— WHAT YOU HAVE TO DO —
Each line below that contains "accent" counts once; report the total and nothing more.

— LISTED RECORDS —
┄┄┄┄┄┄┄┄┄┄

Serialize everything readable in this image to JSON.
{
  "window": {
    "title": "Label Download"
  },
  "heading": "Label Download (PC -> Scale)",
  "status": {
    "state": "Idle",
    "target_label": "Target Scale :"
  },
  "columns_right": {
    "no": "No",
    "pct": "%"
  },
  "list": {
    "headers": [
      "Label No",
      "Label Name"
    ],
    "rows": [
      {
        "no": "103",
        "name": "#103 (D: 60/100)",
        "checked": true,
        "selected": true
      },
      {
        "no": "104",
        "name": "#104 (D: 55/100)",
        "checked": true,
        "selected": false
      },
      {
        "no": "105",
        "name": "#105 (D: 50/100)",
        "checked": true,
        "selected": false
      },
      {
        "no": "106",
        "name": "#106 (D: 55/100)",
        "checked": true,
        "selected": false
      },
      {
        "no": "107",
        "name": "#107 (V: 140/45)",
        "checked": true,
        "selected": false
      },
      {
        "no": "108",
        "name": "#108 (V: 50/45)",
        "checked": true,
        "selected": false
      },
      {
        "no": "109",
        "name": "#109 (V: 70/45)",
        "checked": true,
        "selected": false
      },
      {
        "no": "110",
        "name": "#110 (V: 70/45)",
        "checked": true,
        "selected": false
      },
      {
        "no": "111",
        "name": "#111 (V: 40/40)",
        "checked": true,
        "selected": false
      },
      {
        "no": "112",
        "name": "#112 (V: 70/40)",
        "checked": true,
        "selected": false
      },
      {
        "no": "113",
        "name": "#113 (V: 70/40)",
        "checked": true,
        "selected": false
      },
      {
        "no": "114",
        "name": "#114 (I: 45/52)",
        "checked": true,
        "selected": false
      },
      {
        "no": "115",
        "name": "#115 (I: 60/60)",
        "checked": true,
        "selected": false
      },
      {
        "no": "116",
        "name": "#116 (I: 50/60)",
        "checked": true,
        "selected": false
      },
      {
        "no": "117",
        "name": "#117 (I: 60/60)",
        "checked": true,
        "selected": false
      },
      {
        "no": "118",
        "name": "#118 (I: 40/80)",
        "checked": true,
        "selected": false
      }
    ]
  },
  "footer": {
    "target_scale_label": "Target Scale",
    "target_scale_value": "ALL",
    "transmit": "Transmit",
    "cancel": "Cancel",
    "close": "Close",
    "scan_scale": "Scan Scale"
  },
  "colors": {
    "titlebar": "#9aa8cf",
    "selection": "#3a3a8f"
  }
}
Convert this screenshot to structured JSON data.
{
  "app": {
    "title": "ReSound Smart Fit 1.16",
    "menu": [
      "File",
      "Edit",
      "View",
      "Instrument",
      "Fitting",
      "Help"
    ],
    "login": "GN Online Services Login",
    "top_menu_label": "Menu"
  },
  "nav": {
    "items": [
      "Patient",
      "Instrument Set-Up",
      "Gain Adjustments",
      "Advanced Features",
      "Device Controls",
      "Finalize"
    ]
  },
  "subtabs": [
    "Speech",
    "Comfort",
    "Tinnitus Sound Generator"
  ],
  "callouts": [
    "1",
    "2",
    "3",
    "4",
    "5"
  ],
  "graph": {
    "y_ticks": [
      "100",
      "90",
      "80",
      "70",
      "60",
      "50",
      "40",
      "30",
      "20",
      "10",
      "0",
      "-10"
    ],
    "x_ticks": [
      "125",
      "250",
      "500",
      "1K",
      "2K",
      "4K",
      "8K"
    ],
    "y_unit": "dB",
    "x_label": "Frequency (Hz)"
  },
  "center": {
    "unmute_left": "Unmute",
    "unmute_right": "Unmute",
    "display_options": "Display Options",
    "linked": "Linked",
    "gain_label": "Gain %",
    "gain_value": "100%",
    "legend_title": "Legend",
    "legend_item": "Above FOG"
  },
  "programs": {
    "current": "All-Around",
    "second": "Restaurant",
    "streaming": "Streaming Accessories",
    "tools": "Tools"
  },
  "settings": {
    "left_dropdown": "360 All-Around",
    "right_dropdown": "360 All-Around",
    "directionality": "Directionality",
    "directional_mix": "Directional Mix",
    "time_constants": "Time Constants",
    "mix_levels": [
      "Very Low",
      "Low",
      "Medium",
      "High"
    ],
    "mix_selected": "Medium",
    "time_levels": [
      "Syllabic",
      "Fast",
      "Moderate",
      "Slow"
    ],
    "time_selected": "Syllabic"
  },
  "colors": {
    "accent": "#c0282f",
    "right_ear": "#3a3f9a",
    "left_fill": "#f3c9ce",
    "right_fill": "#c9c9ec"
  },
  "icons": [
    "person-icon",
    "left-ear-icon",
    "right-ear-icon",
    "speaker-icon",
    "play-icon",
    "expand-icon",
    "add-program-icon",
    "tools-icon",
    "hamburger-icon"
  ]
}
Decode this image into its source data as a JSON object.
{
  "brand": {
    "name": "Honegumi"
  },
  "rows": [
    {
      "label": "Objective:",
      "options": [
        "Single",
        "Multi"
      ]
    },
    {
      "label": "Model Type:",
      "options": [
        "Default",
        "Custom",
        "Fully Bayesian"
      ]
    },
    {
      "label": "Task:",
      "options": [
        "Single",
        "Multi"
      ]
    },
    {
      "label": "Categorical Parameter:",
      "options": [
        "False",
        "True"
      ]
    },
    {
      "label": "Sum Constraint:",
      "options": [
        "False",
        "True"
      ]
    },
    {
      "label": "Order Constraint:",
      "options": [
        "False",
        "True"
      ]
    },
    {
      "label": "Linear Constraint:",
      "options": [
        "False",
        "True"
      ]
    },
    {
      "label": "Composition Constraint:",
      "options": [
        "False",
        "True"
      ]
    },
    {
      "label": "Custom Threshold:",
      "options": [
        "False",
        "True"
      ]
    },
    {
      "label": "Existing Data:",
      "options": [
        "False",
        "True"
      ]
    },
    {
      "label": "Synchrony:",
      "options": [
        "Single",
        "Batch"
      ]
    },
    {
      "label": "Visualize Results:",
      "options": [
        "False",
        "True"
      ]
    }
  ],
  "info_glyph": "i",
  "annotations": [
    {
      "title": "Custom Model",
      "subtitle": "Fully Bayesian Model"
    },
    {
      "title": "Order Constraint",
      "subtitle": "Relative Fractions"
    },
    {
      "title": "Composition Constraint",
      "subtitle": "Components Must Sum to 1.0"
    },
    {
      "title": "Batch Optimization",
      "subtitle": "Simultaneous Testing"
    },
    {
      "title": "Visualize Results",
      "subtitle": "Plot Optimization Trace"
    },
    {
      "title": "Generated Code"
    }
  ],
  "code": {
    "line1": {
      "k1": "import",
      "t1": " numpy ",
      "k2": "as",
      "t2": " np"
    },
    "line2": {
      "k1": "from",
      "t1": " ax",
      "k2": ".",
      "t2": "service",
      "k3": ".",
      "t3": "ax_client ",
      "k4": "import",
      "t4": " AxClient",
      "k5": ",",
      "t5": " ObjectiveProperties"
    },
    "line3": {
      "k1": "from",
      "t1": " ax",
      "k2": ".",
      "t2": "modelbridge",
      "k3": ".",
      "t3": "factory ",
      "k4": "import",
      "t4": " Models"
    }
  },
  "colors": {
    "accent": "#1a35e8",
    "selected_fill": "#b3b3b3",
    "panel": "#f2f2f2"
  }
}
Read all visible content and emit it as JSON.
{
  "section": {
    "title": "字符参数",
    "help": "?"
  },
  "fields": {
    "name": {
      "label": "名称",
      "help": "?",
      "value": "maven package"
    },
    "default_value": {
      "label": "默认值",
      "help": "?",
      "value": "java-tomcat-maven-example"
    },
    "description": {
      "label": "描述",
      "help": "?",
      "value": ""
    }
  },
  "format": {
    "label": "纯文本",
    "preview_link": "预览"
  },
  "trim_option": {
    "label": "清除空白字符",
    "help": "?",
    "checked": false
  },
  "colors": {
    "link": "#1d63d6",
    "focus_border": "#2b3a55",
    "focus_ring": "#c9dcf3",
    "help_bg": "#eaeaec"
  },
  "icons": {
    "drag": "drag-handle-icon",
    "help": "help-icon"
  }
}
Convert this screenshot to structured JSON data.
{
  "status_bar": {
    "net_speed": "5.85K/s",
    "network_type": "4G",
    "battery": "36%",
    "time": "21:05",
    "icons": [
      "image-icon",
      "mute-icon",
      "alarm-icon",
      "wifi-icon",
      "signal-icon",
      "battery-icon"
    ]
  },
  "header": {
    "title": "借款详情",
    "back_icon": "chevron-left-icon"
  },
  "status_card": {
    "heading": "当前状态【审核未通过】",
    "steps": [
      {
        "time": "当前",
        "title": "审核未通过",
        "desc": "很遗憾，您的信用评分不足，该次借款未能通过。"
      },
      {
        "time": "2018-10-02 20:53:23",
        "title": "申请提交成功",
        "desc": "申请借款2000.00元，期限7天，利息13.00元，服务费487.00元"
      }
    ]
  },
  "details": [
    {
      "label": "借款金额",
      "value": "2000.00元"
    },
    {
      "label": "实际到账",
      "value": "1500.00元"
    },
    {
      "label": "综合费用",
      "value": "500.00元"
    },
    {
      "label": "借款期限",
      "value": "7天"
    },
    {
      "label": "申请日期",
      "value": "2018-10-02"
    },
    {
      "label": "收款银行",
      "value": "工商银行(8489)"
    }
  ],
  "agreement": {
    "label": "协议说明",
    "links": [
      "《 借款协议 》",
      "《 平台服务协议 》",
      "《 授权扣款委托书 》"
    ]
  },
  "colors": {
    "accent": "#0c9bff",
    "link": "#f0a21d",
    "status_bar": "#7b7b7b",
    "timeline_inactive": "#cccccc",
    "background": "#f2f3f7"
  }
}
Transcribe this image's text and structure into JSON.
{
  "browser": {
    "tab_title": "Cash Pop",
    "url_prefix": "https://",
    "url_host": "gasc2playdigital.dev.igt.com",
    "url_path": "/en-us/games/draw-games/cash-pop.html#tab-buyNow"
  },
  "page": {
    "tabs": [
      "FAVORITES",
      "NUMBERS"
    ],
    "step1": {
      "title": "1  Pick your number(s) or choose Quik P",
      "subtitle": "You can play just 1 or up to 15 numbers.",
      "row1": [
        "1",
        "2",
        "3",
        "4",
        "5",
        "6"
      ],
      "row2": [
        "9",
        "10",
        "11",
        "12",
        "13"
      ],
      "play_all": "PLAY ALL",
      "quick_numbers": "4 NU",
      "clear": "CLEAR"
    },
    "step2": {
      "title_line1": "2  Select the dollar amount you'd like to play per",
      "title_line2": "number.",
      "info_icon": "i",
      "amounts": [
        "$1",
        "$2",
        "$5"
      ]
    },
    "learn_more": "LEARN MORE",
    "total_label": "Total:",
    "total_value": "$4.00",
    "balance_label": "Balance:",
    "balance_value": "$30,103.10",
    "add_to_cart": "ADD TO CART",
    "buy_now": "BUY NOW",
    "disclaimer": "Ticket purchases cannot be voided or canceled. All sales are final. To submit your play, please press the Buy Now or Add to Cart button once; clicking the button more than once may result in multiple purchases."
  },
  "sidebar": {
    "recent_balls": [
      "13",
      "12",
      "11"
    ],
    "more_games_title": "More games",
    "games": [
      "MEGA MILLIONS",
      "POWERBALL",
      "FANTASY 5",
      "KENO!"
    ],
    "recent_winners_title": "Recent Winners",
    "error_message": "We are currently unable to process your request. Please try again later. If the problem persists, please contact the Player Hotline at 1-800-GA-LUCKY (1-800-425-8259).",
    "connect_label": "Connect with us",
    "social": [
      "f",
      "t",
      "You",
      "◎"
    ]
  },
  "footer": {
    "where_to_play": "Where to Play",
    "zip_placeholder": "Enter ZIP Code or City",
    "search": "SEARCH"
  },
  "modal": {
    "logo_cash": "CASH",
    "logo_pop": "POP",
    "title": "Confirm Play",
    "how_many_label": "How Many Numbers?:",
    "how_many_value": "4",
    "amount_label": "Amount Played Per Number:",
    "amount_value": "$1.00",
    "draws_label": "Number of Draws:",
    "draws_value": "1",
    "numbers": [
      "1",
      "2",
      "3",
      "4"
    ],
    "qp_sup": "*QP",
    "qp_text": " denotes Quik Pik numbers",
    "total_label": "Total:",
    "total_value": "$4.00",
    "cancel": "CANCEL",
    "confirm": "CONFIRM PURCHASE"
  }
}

┄┄┄┄┄┄┄┄┄┄

— SOLUTION TO THE PROBLEM —
3